Determine how many lines in the entries below include "history". The reply should be that number and nothing else.

+===+

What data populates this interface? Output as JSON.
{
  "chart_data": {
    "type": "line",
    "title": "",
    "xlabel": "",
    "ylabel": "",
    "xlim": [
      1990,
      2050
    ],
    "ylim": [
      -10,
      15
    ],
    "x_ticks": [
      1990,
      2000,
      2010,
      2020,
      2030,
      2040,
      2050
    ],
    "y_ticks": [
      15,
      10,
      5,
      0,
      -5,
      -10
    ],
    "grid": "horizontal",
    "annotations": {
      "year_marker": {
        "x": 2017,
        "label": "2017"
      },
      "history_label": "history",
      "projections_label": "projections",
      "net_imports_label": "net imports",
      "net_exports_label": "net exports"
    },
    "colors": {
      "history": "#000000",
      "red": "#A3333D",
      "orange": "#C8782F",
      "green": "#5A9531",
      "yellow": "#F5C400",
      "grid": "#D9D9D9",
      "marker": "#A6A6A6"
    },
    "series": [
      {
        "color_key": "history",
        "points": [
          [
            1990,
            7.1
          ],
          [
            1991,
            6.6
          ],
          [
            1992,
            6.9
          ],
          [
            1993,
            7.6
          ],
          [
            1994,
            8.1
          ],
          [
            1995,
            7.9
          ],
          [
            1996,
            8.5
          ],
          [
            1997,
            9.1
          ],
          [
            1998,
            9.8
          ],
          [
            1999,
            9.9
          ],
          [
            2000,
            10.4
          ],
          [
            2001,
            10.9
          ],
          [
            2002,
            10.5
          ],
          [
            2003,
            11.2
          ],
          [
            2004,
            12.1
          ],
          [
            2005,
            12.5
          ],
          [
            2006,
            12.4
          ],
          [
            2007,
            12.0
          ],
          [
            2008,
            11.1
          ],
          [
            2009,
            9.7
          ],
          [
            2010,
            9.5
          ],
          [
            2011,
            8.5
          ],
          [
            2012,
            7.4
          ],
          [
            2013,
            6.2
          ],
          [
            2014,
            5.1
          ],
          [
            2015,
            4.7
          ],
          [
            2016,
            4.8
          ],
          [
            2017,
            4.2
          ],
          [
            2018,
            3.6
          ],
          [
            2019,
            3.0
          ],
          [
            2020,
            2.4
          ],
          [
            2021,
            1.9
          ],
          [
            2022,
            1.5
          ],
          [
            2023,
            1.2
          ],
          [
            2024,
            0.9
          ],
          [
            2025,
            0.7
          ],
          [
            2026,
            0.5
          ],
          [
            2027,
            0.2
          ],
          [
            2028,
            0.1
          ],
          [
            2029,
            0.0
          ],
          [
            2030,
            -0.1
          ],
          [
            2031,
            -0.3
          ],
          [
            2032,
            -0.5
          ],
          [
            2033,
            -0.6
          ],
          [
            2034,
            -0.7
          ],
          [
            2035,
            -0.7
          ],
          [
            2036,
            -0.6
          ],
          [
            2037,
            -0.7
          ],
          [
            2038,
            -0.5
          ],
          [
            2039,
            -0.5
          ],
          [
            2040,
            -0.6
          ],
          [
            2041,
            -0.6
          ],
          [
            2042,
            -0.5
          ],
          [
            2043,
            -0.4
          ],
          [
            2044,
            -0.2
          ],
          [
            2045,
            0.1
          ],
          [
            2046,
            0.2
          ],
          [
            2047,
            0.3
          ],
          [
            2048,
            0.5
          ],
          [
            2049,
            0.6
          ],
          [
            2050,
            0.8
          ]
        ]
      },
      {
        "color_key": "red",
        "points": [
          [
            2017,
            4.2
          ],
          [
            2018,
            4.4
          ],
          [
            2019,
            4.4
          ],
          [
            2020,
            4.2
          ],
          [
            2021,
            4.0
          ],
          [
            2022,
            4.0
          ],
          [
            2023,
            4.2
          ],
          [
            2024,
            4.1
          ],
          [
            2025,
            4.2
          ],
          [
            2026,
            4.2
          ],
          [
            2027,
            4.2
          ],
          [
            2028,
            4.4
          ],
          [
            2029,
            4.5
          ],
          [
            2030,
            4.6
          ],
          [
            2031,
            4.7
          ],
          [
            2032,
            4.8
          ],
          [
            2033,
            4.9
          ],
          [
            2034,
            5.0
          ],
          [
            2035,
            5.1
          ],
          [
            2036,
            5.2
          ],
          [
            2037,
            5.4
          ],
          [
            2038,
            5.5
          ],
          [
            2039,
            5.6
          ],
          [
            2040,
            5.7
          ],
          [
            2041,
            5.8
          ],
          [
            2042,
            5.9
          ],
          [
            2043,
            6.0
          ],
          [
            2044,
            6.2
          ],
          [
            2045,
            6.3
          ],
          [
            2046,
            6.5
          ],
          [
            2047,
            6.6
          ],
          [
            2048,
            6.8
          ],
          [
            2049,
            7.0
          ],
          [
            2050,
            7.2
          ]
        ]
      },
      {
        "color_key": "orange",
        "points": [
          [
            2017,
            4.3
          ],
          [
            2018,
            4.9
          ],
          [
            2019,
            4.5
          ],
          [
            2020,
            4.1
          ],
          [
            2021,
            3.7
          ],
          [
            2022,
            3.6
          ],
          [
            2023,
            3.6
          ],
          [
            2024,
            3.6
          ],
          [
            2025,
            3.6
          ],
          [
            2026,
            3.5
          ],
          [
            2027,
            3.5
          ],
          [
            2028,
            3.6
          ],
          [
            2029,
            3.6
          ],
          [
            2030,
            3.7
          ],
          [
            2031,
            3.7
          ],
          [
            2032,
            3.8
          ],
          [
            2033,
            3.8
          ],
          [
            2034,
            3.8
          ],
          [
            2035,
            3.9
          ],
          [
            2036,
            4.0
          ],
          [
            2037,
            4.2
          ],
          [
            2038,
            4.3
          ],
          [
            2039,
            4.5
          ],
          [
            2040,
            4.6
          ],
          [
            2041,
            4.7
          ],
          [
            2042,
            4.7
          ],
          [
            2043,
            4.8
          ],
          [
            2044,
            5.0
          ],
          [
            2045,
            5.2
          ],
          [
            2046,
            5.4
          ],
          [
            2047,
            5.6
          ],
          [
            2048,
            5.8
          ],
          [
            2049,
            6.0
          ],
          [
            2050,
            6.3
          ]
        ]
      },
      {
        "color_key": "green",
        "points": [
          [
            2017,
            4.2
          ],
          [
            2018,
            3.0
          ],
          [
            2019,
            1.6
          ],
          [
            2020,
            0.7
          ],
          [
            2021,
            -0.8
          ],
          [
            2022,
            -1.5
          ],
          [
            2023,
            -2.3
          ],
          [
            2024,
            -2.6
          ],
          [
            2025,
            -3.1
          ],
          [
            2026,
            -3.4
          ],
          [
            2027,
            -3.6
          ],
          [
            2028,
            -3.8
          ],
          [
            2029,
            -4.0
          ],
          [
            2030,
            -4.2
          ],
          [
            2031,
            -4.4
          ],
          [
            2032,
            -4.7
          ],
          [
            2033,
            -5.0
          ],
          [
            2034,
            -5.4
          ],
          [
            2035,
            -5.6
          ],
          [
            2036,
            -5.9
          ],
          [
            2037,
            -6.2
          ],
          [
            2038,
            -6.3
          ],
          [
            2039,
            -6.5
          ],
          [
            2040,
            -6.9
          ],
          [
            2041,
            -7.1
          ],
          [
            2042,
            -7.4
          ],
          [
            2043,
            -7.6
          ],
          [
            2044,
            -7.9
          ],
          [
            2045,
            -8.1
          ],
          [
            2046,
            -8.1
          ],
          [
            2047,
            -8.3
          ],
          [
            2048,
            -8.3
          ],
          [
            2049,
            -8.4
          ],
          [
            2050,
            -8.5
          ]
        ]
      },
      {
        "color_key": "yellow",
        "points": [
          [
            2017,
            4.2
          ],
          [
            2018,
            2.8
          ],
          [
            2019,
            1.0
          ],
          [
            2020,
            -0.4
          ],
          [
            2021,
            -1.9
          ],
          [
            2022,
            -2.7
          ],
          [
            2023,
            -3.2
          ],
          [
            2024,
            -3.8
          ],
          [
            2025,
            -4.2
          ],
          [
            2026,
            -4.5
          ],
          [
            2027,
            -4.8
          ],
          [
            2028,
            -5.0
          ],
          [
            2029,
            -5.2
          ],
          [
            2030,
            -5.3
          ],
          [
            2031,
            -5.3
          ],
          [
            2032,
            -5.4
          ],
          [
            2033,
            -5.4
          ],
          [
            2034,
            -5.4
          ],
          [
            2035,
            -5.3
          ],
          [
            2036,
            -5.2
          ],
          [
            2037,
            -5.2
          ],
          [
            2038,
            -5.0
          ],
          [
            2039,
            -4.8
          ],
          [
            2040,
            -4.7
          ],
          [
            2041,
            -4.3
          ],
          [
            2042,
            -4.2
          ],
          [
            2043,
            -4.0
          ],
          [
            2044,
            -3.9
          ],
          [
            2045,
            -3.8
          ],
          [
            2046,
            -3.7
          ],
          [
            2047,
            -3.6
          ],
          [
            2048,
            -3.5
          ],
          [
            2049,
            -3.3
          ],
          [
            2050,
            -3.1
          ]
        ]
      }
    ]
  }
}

+===+

- Problem solution -
3